**TASK PROMPT:** Rewrite every item below, substituting "icon-caption" for each occurrence of "desktop-icon-label" and changing nothing else.

* start ENTRIES SUPPLIED *

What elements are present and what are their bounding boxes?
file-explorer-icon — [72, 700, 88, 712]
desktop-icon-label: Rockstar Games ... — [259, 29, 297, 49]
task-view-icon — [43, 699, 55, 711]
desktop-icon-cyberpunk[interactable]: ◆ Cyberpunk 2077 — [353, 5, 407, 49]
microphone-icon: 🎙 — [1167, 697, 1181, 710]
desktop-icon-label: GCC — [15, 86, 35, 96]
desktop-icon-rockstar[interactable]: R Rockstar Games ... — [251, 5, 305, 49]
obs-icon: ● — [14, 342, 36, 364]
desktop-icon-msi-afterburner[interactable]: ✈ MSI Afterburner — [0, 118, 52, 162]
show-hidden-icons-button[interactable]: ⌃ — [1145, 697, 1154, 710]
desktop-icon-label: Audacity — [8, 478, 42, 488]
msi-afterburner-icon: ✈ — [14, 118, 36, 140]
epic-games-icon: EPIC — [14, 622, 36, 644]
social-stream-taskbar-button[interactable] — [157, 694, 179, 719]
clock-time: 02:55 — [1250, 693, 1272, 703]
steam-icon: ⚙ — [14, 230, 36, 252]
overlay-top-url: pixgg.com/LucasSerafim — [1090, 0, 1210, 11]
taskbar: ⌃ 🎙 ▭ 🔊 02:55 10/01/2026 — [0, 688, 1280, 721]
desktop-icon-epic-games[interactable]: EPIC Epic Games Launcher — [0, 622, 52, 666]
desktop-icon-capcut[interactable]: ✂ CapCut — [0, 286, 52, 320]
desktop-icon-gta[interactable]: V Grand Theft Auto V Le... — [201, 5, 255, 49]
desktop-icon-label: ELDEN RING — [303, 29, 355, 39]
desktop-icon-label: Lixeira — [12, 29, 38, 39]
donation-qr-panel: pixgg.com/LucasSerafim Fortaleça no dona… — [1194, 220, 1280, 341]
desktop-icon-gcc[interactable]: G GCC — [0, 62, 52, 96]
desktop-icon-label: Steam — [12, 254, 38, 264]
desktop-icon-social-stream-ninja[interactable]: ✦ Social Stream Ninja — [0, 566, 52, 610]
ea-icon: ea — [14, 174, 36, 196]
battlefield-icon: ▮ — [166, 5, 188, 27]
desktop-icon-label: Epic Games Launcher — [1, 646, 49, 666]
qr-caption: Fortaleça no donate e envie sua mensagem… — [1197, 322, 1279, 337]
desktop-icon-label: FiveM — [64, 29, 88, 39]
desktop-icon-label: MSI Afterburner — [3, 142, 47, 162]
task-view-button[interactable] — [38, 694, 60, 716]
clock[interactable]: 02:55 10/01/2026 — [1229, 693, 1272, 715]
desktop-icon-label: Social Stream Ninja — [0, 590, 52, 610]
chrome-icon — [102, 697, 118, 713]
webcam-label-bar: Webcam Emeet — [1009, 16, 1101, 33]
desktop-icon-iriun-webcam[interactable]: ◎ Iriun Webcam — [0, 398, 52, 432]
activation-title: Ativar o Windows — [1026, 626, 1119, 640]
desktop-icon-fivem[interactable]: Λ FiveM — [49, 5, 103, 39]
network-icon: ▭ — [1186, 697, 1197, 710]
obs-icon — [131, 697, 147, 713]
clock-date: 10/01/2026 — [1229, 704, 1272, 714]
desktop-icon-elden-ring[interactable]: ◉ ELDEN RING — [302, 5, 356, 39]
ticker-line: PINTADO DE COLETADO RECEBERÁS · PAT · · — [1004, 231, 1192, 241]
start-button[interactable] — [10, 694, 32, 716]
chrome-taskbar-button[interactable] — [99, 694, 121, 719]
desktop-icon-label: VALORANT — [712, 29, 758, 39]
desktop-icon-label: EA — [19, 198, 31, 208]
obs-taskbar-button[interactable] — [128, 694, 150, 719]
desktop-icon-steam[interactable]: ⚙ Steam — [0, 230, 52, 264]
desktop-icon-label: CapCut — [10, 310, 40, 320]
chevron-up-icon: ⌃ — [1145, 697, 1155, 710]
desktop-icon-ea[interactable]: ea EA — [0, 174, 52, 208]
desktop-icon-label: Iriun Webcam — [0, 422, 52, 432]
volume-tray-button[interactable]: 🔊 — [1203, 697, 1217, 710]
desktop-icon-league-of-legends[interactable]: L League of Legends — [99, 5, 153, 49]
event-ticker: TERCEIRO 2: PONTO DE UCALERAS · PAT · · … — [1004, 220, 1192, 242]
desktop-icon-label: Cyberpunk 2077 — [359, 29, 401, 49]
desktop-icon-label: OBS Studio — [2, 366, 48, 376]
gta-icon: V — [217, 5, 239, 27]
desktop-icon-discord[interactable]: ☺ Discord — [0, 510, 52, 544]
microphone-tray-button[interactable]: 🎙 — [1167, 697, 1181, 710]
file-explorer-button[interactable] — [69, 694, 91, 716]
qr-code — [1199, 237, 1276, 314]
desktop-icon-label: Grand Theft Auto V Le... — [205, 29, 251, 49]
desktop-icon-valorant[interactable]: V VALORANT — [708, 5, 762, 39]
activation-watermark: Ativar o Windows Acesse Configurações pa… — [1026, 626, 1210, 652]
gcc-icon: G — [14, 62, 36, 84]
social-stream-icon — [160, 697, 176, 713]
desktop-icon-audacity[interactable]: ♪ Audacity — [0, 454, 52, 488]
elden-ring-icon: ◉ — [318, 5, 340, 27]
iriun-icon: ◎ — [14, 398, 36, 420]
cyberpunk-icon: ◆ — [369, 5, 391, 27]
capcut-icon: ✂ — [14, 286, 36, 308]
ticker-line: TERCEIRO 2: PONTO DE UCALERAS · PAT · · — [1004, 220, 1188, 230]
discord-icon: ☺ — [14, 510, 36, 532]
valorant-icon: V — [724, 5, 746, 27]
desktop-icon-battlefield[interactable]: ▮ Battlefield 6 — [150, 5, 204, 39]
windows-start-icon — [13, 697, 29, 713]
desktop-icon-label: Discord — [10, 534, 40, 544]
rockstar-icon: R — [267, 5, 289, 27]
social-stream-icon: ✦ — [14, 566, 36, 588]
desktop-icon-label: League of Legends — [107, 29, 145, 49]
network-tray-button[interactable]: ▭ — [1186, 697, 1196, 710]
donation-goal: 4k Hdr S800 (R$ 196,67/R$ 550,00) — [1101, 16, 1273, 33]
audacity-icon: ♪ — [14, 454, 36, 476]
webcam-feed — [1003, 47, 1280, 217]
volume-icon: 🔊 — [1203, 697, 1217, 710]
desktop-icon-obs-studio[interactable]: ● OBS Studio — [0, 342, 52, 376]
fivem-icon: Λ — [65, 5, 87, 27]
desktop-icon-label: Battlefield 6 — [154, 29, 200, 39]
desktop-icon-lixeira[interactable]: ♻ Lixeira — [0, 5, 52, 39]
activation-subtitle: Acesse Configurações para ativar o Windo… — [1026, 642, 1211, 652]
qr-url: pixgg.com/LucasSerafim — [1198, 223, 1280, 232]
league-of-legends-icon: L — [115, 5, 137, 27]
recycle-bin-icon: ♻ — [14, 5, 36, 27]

* end ENTRIES SUPPLIED *

**ANSWER TO THE PROBLEM:**
What elements are present and what are their bounding boxes?
file-explorer-icon — [72, 700, 88, 712]
icon-caption: Rockstar Games ... — [259, 29, 297, 49]
task-view-icon — [43, 699, 55, 711]
desktop-icon-cyberpunk[interactable]: ◆ Cyberpunk 2077 — [353, 5, 407, 49]
microphone-icon: 🎙 — [1167, 697, 1181, 710]
icon-caption: GCC — [15, 86, 35, 96]
desktop-icon-rockstar[interactable]: R Rockstar Games ... — [251, 5, 305, 49]
obs-icon: ● — [14, 342, 36, 364]
desktop-icon-msi-afterburner[interactable]: ✈ MSI Afterburner — [0, 118, 52, 162]
show-hidden-icons-button[interactable]: ⌃ — [1145, 697, 1154, 710]
icon-caption: Audacity — [8, 478, 42, 488]
msi-afterburner-icon: ✈ — [14, 118, 36, 140]
epic-games-icon: EPIC — [14, 622, 36, 644]
social-stream-taskbar-button[interactable] — [157, 694, 179, 719]
clock-time: 02:55 — [1250, 693, 1272, 703]
steam-icon: ⚙ — [14, 230, 36, 252]
overlay-top-url: pixgg.com/LucasSerafim — [1090, 0, 1210, 11]
taskbar: ⌃ 🎙 ▭ 🔊 02:55 10/01/2026 — [0, 688, 1280, 721]
desktop-icon-epic-games[interactable]: EPIC Epic Games Launcher — [0, 622, 52, 666]
desktop-icon-capcut[interactable]: ✂ CapCut — [0, 286, 52, 320]
desktop-icon-gta[interactable]: V Grand Theft Auto V Le... — [201, 5, 255, 49]
icon-caption: ELDEN RING — [303, 29, 355, 39]
icon-caption: Lixeira — [12, 29, 38, 39]
donation-qr-panel: pixgg.com/LucasSerafim Fortaleça no dona… — [1194, 220, 1280, 341]
desktop-icon-gcc[interactable]: G GCC — [0, 62, 52, 96]
icon-caption: Steam — [12, 254, 38, 264]
desktop-icon-social-stream-ninja[interactable]: ✦ Social Stream Ninja — [0, 566, 52, 610]
ea-icon: ea — [14, 174, 36, 196]
battlefield-icon: ▮ — [166, 5, 188, 27]
icon-caption: Epic Games Launcher — [1, 646, 49, 666]
qr-caption: Fortaleça no donate e envie sua mensagem… — [1197, 322, 1279, 337]
icon-caption: FiveM — [64, 29, 88, 39]
icon-caption: MSI Afterburner — [3, 142, 47, 162]
task-view-button[interactable] — [38, 694, 60, 716]
clock[interactable]: 02:55 10/01/2026 — [1229, 693, 1272, 715]
icon-caption: Social Stream Ninja — [0, 590, 52, 610]
chrome-icon — [102, 697, 118, 713]
webcam-label-bar: Webcam Emeet — [1009, 16, 1101, 33]
desktop-icon-iriun-webcam[interactable]: ◎ Iriun Webcam — [0, 398, 52, 432]
activation-title: Ativar o Windows — [1026, 626, 1119, 640]
desktop-icon-fivem[interactable]: Λ FiveM — [49, 5, 103, 39]
network-icon: ▭ — [1186, 697, 1197, 710]
obs-icon — [131, 697, 147, 713]
clock-date: 10/01/2026 — [1229, 704, 1272, 714]
desktop-icon-elden-ring[interactable]: ◉ ELDEN RING — [302, 5, 356, 39]
ticker-line: PINTADO DE COLETADO RECEBERÁS · PAT · · — [1004, 231, 1192, 241]
start-button[interactable] — [10, 694, 32, 716]
chrome-taskbar-button[interactable] — [99, 694, 121, 719]
icon-caption: VALORANT — [712, 29, 758, 39]
icon-caption: EA — [19, 198, 31, 208]
obs-taskbar-button[interactable] — [128, 694, 150, 719]
desktop-icon-steam[interactable]: ⚙ Steam — [0, 230, 52, 264]
icon-caption: CapCut — [10, 310, 40, 320]
chevron-up-icon: ⌃ — [1145, 697, 1155, 710]
desktop-icon-ea[interactable]: ea EA — [0, 174, 52, 208]
icon-caption: Iriun Webcam — [0, 422, 52, 432]
volume-tray-button[interactable]: 🔊 — [1203, 697, 1217, 710]
desktop-icon-league-of-legends[interactable]: L League of Legends — [99, 5, 153, 49]
event-ticker: TERCEIRO 2: PONTO DE UCALERAS · PAT · · … — [1004, 220, 1192, 242]
icon-caption: Cyberpunk 2077 — [359, 29, 401, 49]
icon-caption: OBS Studio — [2, 366, 48, 376]
gta-icon: V — [217, 5, 239, 27]
desktop-icon-discord[interactable]: ☺ Discord — [0, 510, 52, 544]
microphone-tray-button[interactable]: 🎙 — [1167, 697, 1181, 710]
file-explorer-button[interactable] — [69, 694, 91, 716]
qr-code — [1199, 237, 1276, 314]
icon-caption: Grand Theft Auto V Le... — [205, 29, 251, 49]
desktop-icon-valorant[interactable]: V VALORANT — [708, 5, 762, 39]
activation-watermark: Ativar o Windows Acesse Configurações pa… — [1026, 626, 1210, 652]
gcc-icon: G — [14, 62, 36, 84]
social-stream-icon — [160, 697, 176, 713]
desktop-icon-audacity[interactable]: ♪ Audacity — [0, 454, 52, 488]
elden-ring-icon: ◉ — [318, 5, 340, 27]
iriun-icon: ◎ — [14, 398, 36, 420]
cyberpunk-icon: ◆ — [369, 5, 391, 27]
capcut-icon: ✂ — [14, 286, 36, 308]
ticker-line: TERCEIRO 2: PONTO DE UCALERAS · PAT · · — [1004, 220, 1188, 230]
discord-icon: ☺ — [14, 510, 36, 532]
valorant-icon: V — [724, 5, 746, 27]
desktop-icon-battlefield[interactable]: ▮ Battlefield 6 — [150, 5, 204, 39]
windows-start-icon — [13, 697, 29, 713]
icon-caption: Discord — [10, 534, 40, 544]
rockstar-icon: R — [267, 5, 289, 27]
social-stream-icon: ✦ — [14, 566, 36, 588]
icon-caption: League of Legends — [107, 29, 145, 49]
network-tray-button[interactable]: ▭ — [1186, 697, 1196, 710]
donation-goal: 4k Hdr S800 (R$ 196,67/R$ 550,00) — [1101, 16, 1273, 33]
audacity-icon: ♪ — [14, 454, 36, 476]
webcam-feed — [1003, 47, 1280, 217]
volume-icon: 🔊 — [1203, 697, 1217, 710]
desktop-icon-obs-studio[interactable]: ● OBS Studio — [0, 342, 52, 376]
fivem-icon: Λ — [65, 5, 87, 27]
icon-caption: Battlefield 6 — [154, 29, 200, 39]
desktop-icon-lixeira[interactable]: ♻ Lixeira — [0, 5, 52, 39]
activation-subtitle: Acesse Configurações para ativar o Windo… — [1026, 642, 1211, 652]
qr-url: pixgg.com/LucasSerafim — [1198, 223, 1280, 232]
league-of-legends-icon: L — [115, 5, 137, 27]
recycle-bin-icon: ♻ — [14, 5, 36, 27]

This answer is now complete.